INSTRUCTIONS FOR THE TASK - Take every line where the string "Investitionen" appears and copy it.

DATA SECTION -
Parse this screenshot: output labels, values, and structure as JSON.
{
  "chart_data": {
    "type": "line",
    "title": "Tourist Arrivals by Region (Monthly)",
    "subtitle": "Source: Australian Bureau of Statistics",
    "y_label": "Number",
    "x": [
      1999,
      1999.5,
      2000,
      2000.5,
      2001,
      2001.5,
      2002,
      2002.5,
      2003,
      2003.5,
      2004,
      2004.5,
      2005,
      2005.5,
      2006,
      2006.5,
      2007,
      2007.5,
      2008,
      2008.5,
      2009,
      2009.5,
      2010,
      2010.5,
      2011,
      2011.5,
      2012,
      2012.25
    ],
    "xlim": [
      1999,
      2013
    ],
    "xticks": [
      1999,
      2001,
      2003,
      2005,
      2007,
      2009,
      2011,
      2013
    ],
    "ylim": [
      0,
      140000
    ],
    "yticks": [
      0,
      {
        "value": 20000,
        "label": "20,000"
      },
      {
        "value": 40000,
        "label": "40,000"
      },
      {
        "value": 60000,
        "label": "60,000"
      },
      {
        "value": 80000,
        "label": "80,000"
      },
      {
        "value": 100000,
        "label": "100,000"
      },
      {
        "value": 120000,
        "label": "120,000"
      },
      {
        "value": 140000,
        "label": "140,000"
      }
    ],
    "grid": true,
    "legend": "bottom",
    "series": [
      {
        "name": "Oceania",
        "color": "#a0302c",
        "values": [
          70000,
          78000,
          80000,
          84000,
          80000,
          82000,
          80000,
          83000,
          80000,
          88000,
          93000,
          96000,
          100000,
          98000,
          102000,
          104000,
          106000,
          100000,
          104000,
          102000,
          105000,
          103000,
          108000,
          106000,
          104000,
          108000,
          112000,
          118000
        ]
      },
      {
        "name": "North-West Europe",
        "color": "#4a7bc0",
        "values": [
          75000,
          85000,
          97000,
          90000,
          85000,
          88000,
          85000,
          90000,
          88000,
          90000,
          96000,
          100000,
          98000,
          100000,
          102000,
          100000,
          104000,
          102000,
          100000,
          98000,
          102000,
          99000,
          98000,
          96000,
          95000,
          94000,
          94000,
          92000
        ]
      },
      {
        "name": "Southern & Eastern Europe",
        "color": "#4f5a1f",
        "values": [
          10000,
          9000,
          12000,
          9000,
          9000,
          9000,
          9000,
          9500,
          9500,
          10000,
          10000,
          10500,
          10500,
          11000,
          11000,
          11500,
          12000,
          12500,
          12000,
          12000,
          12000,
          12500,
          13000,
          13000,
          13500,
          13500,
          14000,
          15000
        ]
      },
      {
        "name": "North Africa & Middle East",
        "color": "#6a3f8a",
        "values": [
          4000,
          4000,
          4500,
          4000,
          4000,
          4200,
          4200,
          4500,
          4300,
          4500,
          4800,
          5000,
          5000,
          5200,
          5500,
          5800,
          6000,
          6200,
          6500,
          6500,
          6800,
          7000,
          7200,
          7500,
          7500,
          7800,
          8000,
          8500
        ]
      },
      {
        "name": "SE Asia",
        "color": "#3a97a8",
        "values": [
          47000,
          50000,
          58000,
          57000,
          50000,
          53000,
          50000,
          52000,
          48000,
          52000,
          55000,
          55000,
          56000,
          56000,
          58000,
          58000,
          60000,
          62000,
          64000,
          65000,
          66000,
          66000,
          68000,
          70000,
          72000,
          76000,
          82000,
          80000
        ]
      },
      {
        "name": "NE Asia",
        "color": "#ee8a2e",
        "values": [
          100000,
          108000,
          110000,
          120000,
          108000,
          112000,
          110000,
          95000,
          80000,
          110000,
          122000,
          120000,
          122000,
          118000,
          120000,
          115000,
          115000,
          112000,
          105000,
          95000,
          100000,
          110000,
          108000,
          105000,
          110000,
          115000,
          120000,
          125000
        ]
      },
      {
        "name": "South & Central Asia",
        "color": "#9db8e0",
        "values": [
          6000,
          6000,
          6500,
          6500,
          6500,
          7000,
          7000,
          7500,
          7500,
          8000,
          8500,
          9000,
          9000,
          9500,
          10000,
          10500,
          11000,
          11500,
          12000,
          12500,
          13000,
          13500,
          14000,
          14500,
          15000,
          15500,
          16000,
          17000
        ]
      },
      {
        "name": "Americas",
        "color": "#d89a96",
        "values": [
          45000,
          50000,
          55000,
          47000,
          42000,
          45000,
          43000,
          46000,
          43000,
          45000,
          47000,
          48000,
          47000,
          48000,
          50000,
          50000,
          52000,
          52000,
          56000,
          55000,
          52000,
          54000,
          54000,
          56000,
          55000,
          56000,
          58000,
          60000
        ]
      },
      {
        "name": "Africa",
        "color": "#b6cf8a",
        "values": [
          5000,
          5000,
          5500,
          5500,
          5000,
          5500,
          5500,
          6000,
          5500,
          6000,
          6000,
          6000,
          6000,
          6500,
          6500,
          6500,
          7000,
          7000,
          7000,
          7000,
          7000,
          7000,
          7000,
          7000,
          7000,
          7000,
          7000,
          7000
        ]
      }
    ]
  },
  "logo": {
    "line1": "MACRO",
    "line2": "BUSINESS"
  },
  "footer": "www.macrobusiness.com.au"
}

* * *

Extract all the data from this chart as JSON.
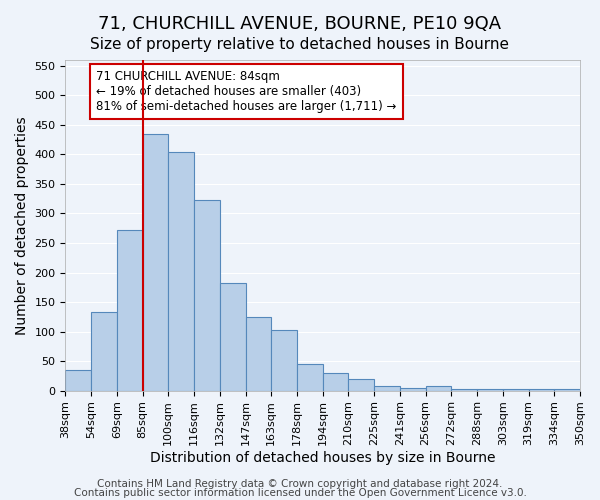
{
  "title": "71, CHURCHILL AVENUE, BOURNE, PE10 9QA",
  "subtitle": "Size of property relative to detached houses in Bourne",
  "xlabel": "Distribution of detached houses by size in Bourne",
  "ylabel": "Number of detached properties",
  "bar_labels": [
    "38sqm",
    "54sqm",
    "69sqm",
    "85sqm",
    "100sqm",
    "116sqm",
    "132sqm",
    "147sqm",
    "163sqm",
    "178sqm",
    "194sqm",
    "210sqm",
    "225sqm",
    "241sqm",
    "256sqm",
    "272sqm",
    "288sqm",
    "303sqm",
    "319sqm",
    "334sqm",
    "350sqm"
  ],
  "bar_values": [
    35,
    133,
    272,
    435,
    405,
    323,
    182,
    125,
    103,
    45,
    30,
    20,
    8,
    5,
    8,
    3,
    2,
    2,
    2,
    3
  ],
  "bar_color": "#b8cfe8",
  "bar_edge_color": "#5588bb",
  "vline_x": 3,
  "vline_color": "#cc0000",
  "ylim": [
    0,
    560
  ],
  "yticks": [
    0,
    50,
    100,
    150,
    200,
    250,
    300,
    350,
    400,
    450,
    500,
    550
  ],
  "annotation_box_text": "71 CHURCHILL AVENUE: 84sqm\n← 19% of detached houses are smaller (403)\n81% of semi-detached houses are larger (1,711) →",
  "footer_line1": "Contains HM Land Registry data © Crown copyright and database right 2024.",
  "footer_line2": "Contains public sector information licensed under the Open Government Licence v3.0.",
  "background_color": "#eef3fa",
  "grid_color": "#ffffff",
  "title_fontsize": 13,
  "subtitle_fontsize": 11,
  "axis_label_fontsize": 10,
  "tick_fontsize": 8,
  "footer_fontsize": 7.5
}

---

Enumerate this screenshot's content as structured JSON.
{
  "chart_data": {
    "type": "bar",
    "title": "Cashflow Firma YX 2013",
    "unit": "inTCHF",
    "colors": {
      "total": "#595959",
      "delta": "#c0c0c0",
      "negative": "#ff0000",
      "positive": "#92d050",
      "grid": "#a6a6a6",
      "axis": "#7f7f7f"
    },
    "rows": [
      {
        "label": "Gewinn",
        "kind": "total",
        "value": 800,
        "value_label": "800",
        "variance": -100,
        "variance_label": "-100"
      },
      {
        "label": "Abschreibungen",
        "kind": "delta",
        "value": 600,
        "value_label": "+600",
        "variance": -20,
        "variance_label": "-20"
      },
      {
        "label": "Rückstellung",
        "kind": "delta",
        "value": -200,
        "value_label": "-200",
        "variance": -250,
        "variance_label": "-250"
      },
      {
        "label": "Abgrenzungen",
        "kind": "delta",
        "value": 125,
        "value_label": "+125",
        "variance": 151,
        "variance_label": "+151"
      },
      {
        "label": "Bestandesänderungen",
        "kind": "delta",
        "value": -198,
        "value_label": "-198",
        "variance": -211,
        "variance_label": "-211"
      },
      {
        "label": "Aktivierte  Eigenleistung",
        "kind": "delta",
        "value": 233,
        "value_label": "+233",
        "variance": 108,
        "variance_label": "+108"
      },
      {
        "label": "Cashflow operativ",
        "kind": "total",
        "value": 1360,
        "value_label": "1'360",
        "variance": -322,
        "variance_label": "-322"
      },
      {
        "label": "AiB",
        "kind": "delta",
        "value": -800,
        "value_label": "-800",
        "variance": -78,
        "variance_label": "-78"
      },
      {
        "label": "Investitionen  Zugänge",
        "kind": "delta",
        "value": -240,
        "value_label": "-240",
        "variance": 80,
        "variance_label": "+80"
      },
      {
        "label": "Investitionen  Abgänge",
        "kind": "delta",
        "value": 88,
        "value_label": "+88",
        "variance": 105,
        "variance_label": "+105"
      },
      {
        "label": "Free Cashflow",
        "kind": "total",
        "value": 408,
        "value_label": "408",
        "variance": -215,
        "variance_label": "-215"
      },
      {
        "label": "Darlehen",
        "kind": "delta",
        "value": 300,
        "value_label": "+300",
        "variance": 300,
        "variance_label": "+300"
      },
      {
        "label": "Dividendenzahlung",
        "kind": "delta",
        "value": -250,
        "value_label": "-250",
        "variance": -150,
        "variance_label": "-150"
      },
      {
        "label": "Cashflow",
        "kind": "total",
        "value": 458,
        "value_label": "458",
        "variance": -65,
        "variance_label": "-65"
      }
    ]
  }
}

FINAL RESULT -
        "label": "Investitionen  Zugänge",
        "label": "Investitionen  Abgänge",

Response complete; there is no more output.